● GIVEN TASK
Wherever the word "color" appears in the entries, copy the whole line.

● SUPPLIED DATA
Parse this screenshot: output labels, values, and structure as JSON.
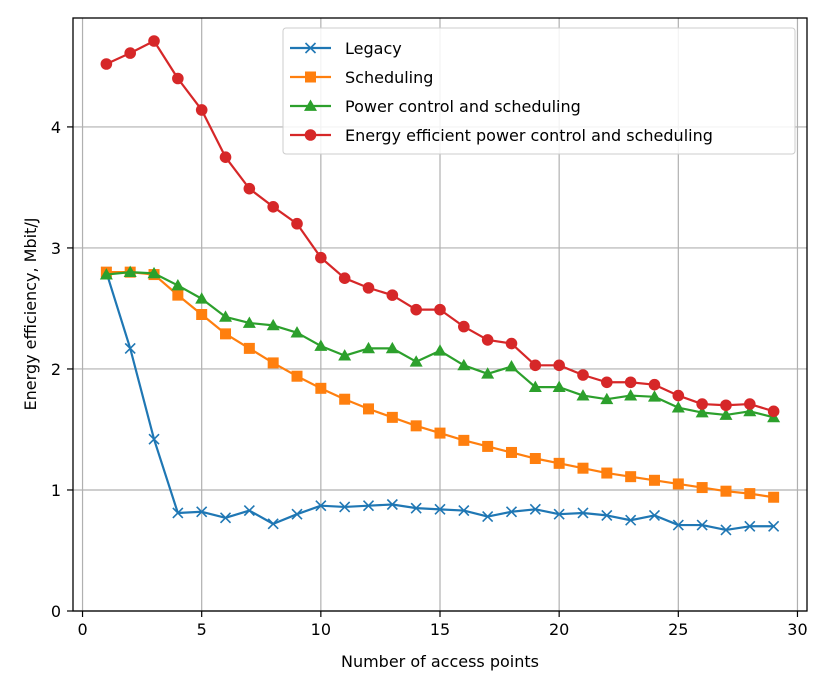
{
  "chart_data": {
    "type": "line",
    "title": "",
    "xlabel": "Number of access points",
    "ylabel": "Energy efficiency, Mbit/J",
    "xlim": [
      -0.4,
      30.4
    ],
    "ylim": [
      0,
      4.9
    ],
    "xticks": [
      0,
      5,
      10,
      15,
      20,
      25,
      30
    ],
    "yticks": [
      0,
      1,
      2,
      3,
      4
    ],
    "grid": true,
    "legend_position": "top-right",
    "x": [
      1,
      2,
      3,
      4,
      5,
      6,
      7,
      8,
      9,
      10,
      11,
      12,
      13,
      14,
      15,
      16,
      17,
      18,
      19,
      20,
      21,
      22,
      23,
      24,
      25,
      26,
      27,
      28,
      29
    ],
    "series": [
      {
        "name": "Legacy",
        "color": "#1f77b4",
        "marker": "x",
        "values": [
          2.8,
          2.17,
          1.42,
          0.81,
          0.82,
          0.77,
          0.83,
          0.72,
          0.8,
          0.87,
          0.86,
          0.87,
          0.88,
          0.85,
          0.84,
          0.83,
          0.78,
          0.82,
          0.84,
          0.8,
          0.81,
          0.79,
          0.75,
          0.79,
          0.71,
          0.71,
          0.67,
          0.7,
          0.7
        ]
      },
      {
        "name": "Scheduling",
        "color": "#ff7f0e",
        "marker": "square",
        "values": [
          2.8,
          2.8,
          2.78,
          2.61,
          2.45,
          2.29,
          2.17,
          2.05,
          1.94,
          1.84,
          1.75,
          1.67,
          1.6,
          1.53,
          1.47,
          1.41,
          1.36,
          1.31,
          1.26,
          1.22,
          1.18,
          1.14,
          1.11,
          1.08,
          1.05,
          1.02,
          0.99,
          0.97,
          0.94
        ]
      },
      {
        "name": "Power control and scheduling",
        "color": "#2ca02c",
        "marker": "triangle",
        "values": [
          2.78,
          2.8,
          2.79,
          2.69,
          2.58,
          2.43,
          2.38,
          2.36,
          2.3,
          2.19,
          2.11,
          2.17,
          2.17,
          2.06,
          2.15,
          2.03,
          1.96,
          2.02,
          1.85,
          1.85,
          1.78,
          1.75,
          1.78,
          1.77,
          1.68,
          1.64,
          1.62,
          1.65,
          1.6
        ]
      },
      {
        "name": "Energy efficient power control and scheduling",
        "color": "#d62728",
        "marker": "circle",
        "values": [
          4.52,
          4.61,
          4.71,
          4.4,
          4.14,
          3.75,
          3.49,
          3.34,
          3.2,
          2.92,
          2.75,
          2.67,
          2.61,
          2.49,
          2.49,
          2.35,
          2.24,
          2.21,
          2.03,
          2.03,
          1.95,
          1.89,
          1.89,
          1.87,
          1.78,
          1.71,
          1.7,
          1.71,
          1.65
        ]
      }
    ]
  }
}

● RESULT OF THE EXERCISE
        "color": "#1f77b4",
        "color": "#ff7f0e",
        "color": "#2ca02c",
        "color": "#d62728",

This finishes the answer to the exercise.